GIVEN TASK: In the copy, keep every record exact and leave out all images.
::::::
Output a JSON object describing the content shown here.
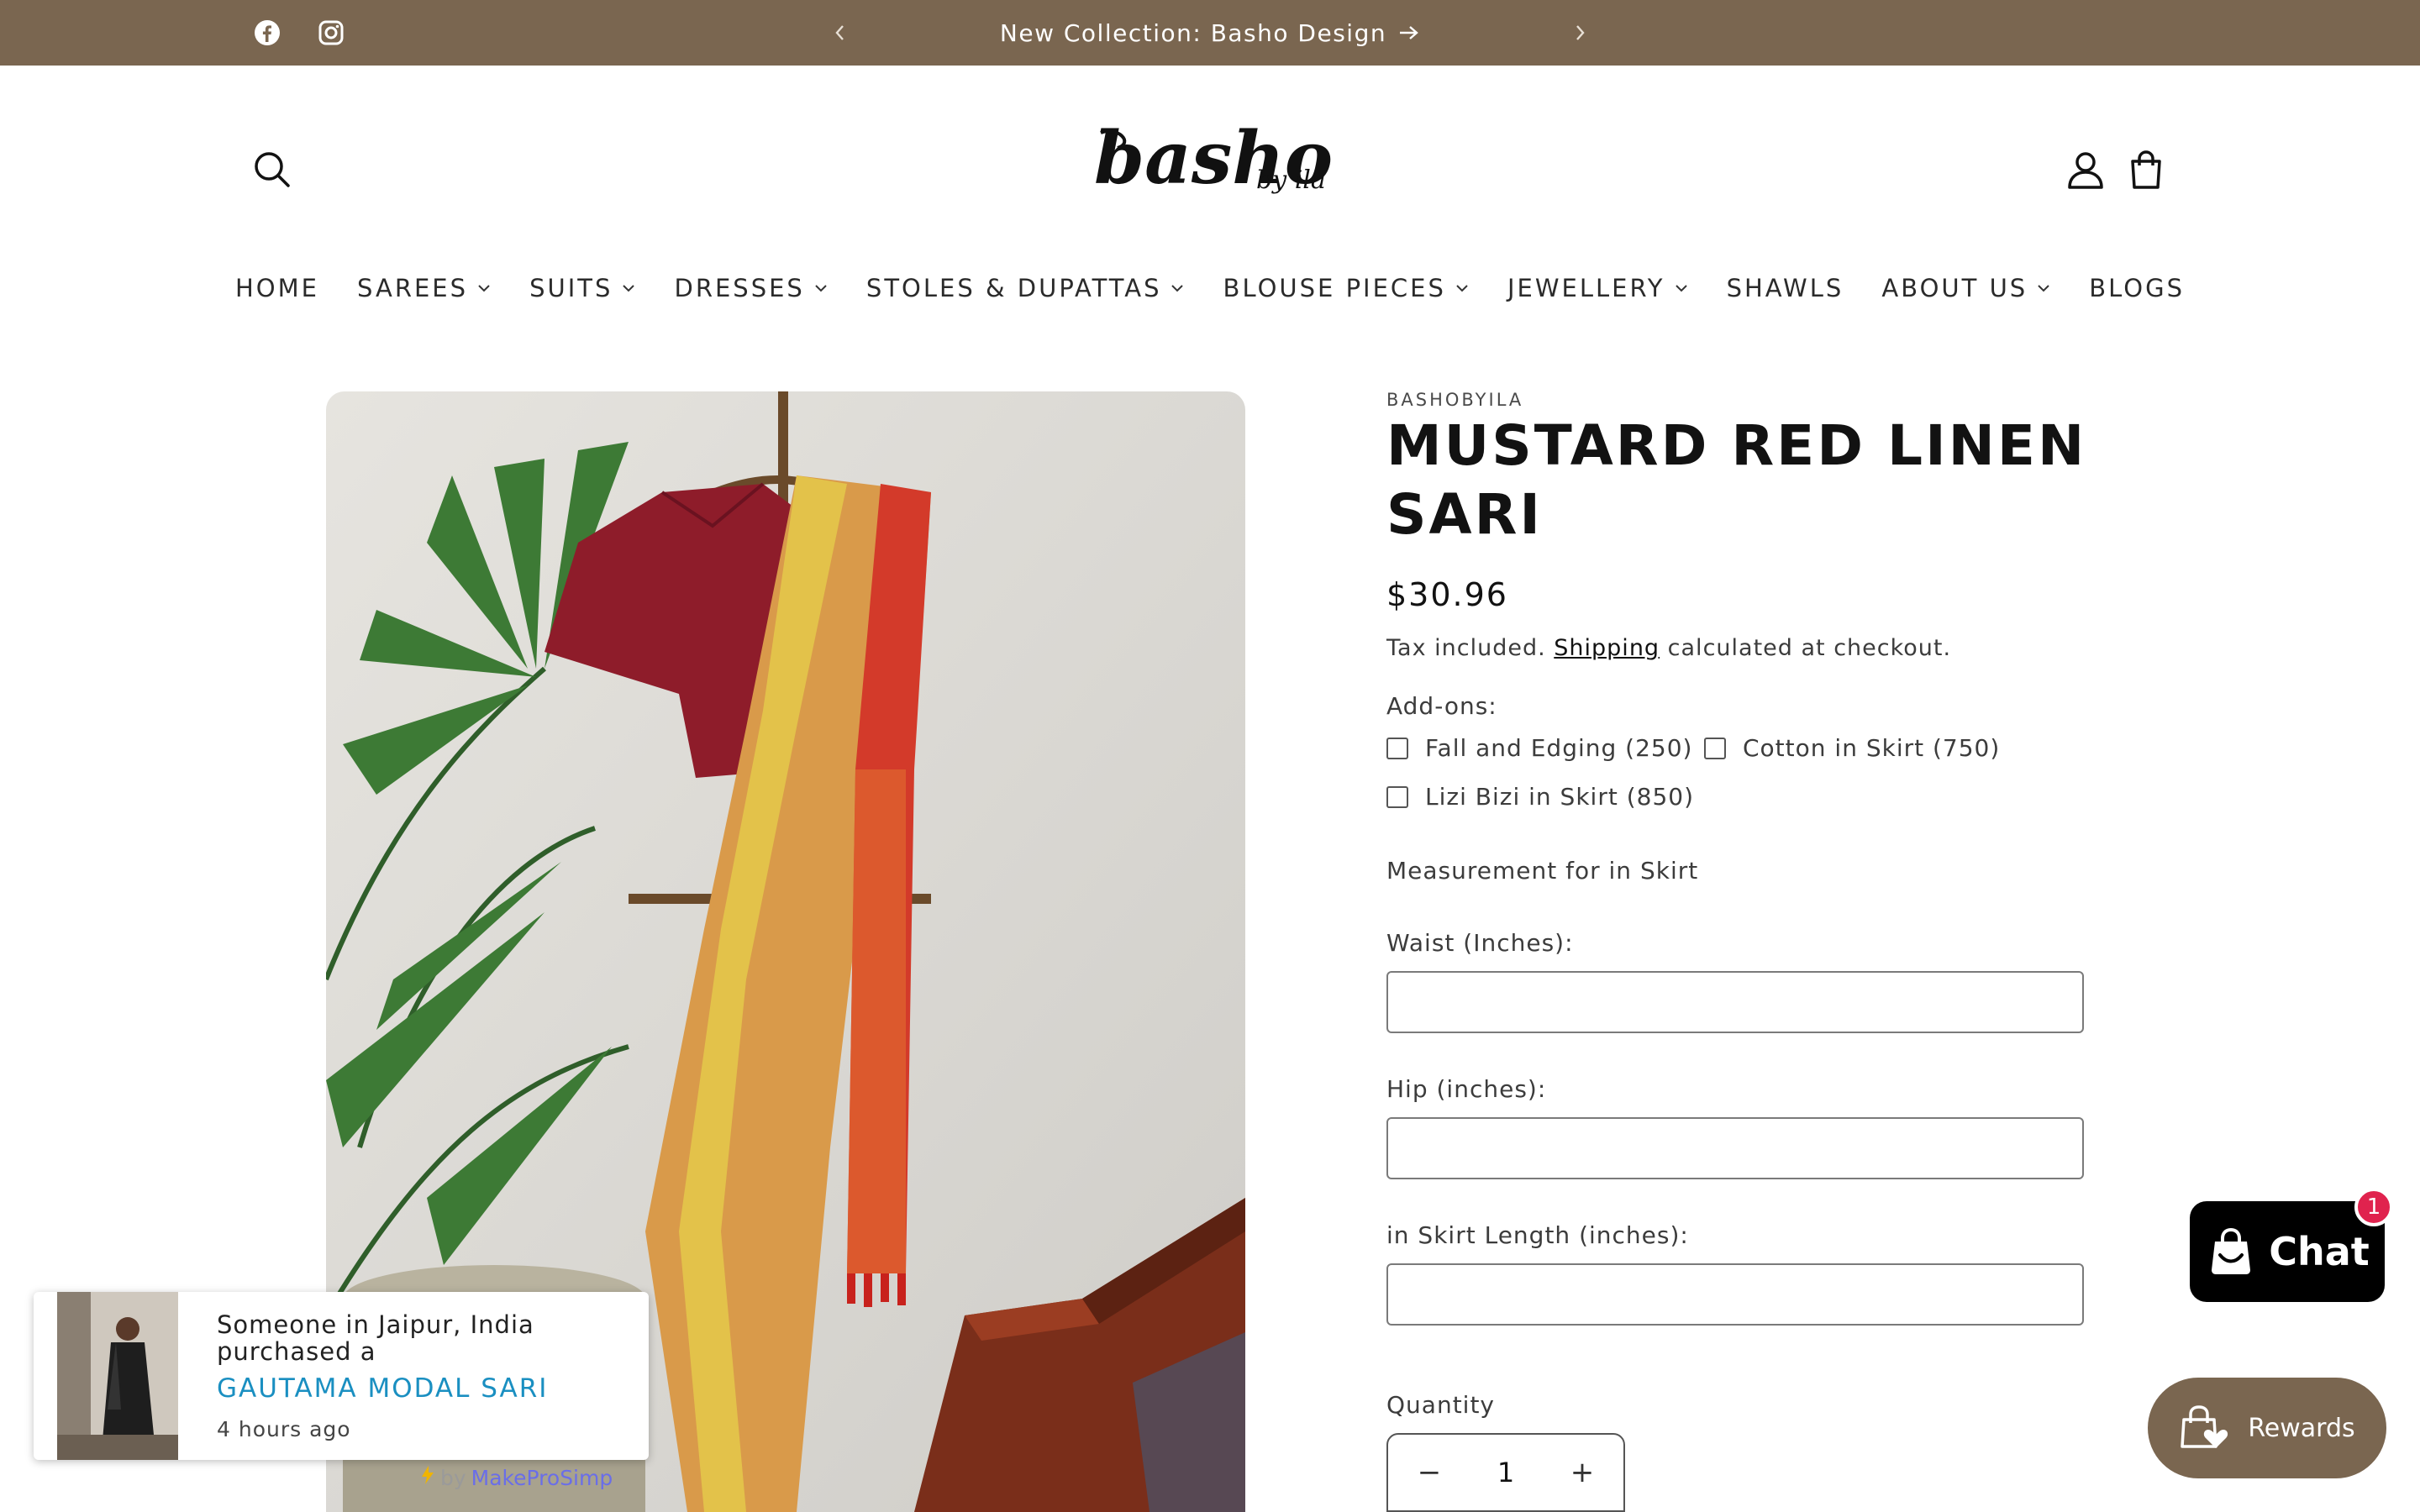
{
  "announcement": {
    "message": "New Collection: Basho Design",
    "bg_color": "#7a6650"
  },
  "header": {
    "logo_text": "basho",
    "logo_sub": "by ila",
    "icons": [
      "facebook-icon",
      "instagram-icon",
      "search-icon",
      "account-icon",
      "cart-icon"
    ]
  },
  "nav": {
    "items": [
      {
        "label": "HOME",
        "has_dropdown": false
      },
      {
        "label": "SAREES",
        "has_dropdown": true
      },
      {
        "label": "SUITS",
        "has_dropdown": true
      },
      {
        "label": "DRESSES",
        "has_dropdown": true
      },
      {
        "label": "STOLES & DUPATTAS",
        "has_dropdown": true
      },
      {
        "label": "BLOUSE PIECES",
        "has_dropdown": true
      },
      {
        "label": "JEWELLERY",
        "has_dropdown": true
      },
      {
        "label": "SHAWLS",
        "has_dropdown": false
      },
      {
        "label": "ABOUT US",
        "has_dropdown": true
      },
      {
        "label": "BLOGS",
        "has_dropdown": false
      }
    ]
  },
  "product": {
    "vendor": "BASHOBYILA",
    "title_line1": "MUSTARD RED LINEN",
    "title_line2": "SARI",
    "price": "$30.96",
    "tax_prefix": "Tax included.",
    "shipping_link": "Shipping",
    "tax_suffix": "calculated at checkout.",
    "addons_label": "Add-ons:",
    "addons": [
      {
        "label": "Fall and Edging (250)",
        "checked": false
      },
      {
        "label": "Cotton in Skirt (750)",
        "checked": false
      },
      {
        "label": "Lizi Bizi in Skirt (850)",
        "checked": false
      }
    ],
    "measurement_heading": "Measurement for in Skirt",
    "fields": [
      {
        "label": "Waist (Inches):",
        "value": ""
      },
      {
        "label": "Hip (inches):",
        "value": ""
      },
      {
        "label": "in Skirt Length (inches):",
        "value": ""
      }
    ],
    "quantity_label": "Quantity",
    "quantity": "1"
  },
  "chat": {
    "label": "Chat",
    "badge": "1"
  },
  "rewards": {
    "label": "Rewards"
  },
  "popup": {
    "message": "Someone in Jaipur, India purchased a",
    "product": "GAUTAMA MODAL SARI",
    "time": "4 hours ago",
    "powered_by": "by",
    "powered_brand": "MakeProSimp"
  }
}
::::::
ANSWER TO THE PROBLEM:
Output a JSON object describing the content shown here.
{
  "announcement": {
    "message": "New Collection: Basho Design",
    "bg_color": "#7a6650"
  },
  "header": {
    "logo_text": "basho",
    "logo_sub": "by ila",
    "icons": [
      "facebook-icon",
      "instagram-icon",
      "search-icon",
      "account-icon",
      "cart-icon"
    ]
  },
  "nav": {
    "items": [
      {
        "label": "HOME",
        "has_dropdown": false
      },
      {
        "label": "SAREES",
        "has_dropdown": true
      },
      {
        "label": "SUITS",
        "has_dropdown": true
      },
      {
        "label": "DRESSES",
        "has_dropdown": true
      },
      {
        "label": "STOLES & DUPATTAS",
        "has_dropdown": true
      },
      {
        "label": "BLOUSE PIECES",
        "has_dropdown": true
      },
      {
        "label": "JEWELLERY",
        "has_dropdown": true
      },
      {
        "label": "SHAWLS",
        "has_dropdown": false
      },
      {
        "label": "ABOUT US",
        "has_dropdown": true
      },
      {
        "label": "BLOGS",
        "has_dropdown": false
      }
    ]
  },
  "product": {
    "vendor": "BASHOBYILA",
    "title_line1": "MUSTARD RED LINEN",
    "title_line2": "SARI",
    "price": "$30.96",
    "tax_prefix": "Tax included.",
    "shipping_link": "Shipping",
    "tax_suffix": "calculated at checkout.",
    "addons_label": "Add-ons:",
    "addons": [
      {
        "label": "Fall and Edging (250)",
        "checked": false
      },
      {
        "label": "Cotton in Skirt (750)",
        "checked": false
      },
      {
        "label": "Lizi Bizi in Skirt (850)",
        "checked": false
      }
    ],
    "measurement_heading": "Measurement for in Skirt",
    "fields": [
      {
        "label": "Waist (Inches):",
        "value": ""
      },
      {
        "label": "Hip (inches):",
        "value": ""
      },
      {
        "label": "in Skirt Length (inches):",
        "value": ""
      }
    ],
    "quantity_label": "Quantity",
    "quantity": "1"
  },
  "chat": {
    "label": "Chat",
    "badge": "1"
  },
  "rewards": {
    "label": "Rewards"
  },
  "popup": {
    "message": "Someone in Jaipur, India purchased a",
    "product": "GAUTAMA MODAL SARI",
    "time": "4 hours ago",
    "powered_by": "by",
    "powered_brand": "MakeProSimp"
  }
}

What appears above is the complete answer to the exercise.